Exercise instructions ▸
Return each line holding the string "renewable".

Data listing ▸
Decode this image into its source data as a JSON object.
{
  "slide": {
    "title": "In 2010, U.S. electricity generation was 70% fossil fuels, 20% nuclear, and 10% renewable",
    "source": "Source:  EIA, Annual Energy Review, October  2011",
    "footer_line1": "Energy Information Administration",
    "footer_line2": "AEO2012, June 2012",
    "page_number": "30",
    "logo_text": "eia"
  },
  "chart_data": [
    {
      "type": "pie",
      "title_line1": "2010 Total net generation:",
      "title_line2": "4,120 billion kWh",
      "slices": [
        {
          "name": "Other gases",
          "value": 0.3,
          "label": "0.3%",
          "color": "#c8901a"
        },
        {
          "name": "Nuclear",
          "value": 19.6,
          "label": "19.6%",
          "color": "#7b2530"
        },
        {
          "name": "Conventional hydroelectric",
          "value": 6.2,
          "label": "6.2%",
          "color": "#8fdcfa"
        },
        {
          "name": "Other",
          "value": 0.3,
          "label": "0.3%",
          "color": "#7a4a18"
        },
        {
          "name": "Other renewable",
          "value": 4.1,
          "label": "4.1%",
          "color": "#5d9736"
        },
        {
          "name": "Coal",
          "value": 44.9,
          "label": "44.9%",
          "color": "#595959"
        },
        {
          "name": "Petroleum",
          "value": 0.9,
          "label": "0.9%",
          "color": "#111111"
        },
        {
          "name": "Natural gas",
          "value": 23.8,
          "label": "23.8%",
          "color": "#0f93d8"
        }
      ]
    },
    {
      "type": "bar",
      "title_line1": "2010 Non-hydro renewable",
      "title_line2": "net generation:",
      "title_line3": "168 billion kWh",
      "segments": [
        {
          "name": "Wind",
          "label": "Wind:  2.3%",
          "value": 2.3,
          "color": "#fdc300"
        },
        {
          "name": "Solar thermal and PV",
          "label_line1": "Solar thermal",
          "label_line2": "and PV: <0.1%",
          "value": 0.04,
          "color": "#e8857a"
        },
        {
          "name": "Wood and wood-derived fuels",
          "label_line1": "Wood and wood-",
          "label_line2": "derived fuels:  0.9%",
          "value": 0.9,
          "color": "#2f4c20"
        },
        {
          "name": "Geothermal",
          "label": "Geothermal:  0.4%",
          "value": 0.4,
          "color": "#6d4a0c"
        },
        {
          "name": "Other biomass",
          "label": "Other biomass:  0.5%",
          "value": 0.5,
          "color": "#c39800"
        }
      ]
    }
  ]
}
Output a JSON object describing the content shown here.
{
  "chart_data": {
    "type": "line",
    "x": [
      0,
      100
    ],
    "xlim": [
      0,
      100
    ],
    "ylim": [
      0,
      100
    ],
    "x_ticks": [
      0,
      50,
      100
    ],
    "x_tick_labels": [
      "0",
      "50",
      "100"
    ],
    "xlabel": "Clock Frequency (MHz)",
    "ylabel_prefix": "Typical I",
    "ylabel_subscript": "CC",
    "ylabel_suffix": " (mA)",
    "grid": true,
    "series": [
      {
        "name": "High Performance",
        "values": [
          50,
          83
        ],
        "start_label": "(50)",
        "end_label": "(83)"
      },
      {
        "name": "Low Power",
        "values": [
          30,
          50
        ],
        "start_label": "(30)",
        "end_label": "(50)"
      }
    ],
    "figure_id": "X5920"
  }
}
---
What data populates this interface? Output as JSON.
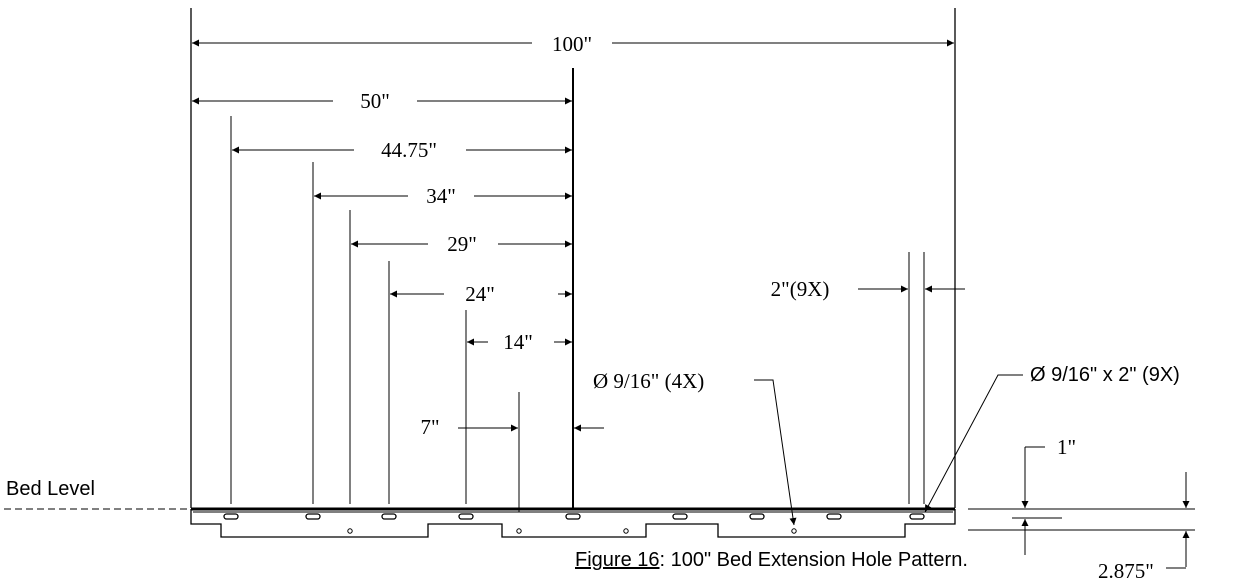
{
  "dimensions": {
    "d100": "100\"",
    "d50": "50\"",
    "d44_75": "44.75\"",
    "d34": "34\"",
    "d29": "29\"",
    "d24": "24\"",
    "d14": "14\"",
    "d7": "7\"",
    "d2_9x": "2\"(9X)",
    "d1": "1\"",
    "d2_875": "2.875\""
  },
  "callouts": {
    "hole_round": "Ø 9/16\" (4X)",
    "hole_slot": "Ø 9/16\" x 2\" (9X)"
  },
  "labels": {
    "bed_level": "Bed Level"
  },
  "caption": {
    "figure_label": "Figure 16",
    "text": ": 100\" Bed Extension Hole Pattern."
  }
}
---
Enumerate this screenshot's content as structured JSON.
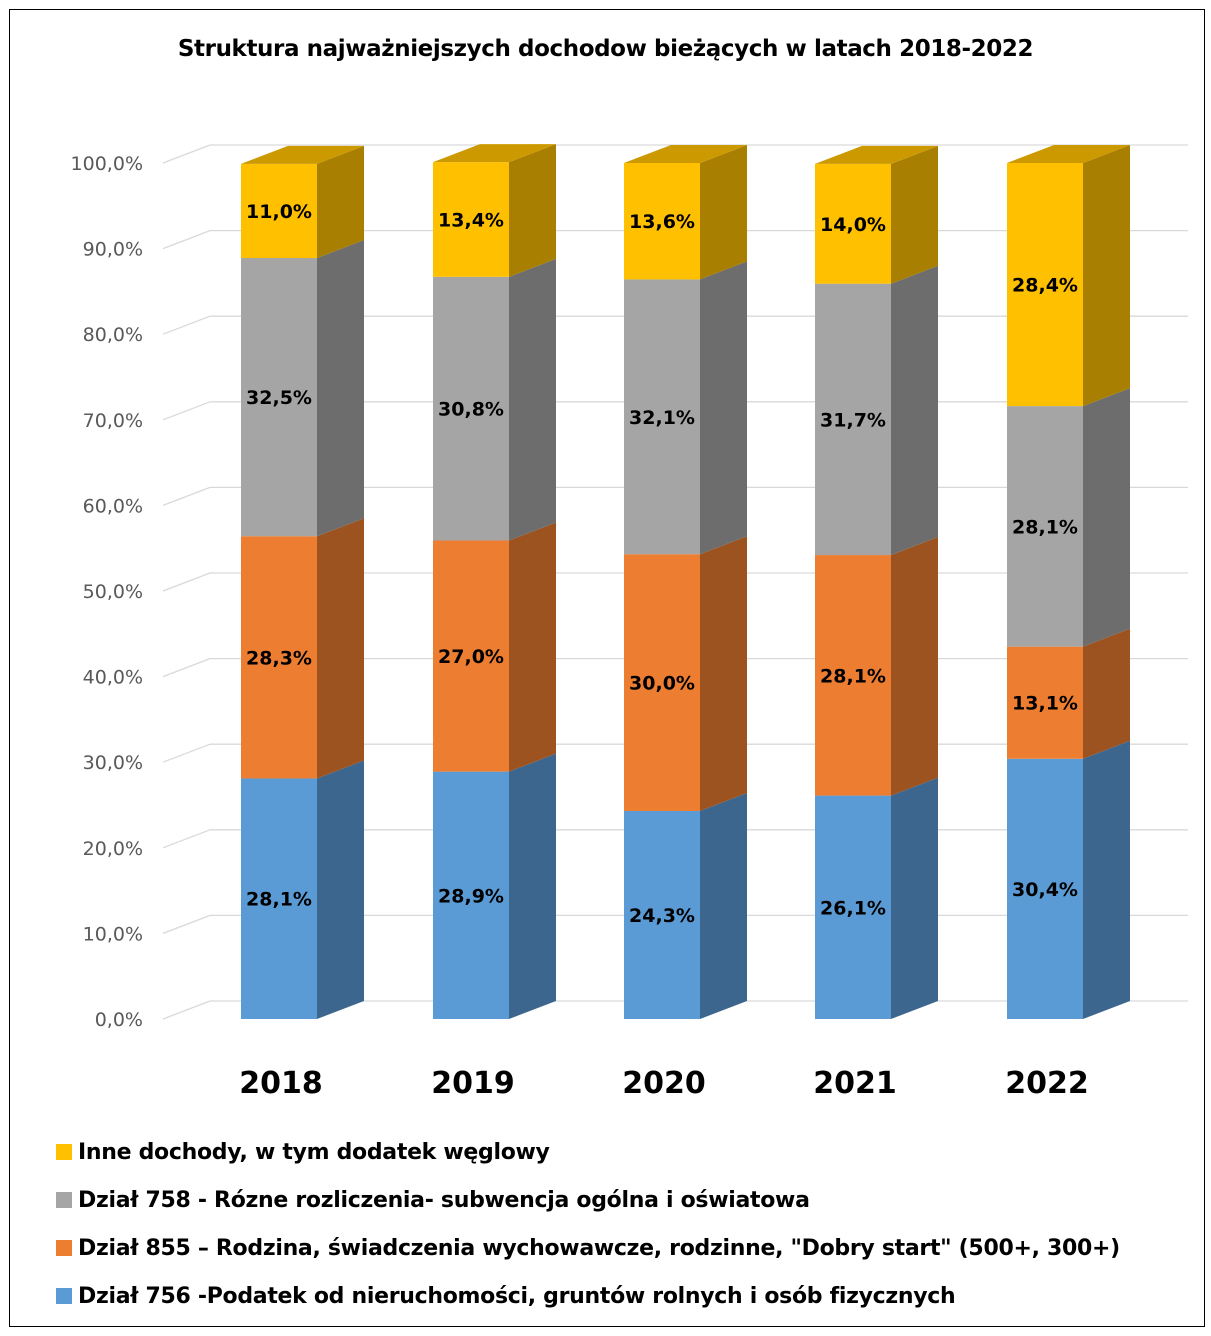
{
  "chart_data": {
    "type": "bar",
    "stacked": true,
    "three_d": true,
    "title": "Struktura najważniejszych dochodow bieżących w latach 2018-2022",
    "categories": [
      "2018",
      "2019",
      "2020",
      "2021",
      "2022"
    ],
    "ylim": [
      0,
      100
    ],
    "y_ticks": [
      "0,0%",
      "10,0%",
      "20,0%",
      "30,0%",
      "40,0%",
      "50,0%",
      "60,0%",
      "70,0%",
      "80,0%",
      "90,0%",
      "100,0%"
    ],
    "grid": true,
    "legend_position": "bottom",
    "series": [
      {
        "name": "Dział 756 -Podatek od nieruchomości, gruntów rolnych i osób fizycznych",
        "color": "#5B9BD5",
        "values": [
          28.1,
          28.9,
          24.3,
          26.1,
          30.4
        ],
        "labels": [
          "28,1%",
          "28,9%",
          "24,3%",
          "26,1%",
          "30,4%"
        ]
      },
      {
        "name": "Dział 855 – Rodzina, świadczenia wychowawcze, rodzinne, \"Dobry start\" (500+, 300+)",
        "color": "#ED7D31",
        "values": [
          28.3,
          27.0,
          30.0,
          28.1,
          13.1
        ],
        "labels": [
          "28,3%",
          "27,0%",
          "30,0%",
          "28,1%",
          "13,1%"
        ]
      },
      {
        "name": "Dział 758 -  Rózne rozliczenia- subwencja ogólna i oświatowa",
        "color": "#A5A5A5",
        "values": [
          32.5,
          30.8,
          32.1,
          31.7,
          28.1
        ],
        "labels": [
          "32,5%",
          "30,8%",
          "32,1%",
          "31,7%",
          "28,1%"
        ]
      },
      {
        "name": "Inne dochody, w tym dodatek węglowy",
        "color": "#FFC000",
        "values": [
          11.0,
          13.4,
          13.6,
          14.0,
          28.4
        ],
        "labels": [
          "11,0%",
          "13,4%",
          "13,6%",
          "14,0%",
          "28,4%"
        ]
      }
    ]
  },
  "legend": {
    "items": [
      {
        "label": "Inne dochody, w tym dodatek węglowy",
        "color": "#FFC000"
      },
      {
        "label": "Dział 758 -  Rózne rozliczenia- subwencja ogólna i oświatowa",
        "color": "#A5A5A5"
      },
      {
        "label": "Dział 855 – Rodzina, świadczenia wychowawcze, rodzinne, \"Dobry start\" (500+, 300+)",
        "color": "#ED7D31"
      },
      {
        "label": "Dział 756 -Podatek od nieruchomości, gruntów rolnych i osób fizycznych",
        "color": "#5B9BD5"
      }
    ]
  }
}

The result ▸
    "title": "In 2010, U.S. electricity generation was 70% fossil fuels, 20% nuclear, and 10% renewable",
          "name": "Other renewable",
      "title_line1": "2010 Non-hydro renewable",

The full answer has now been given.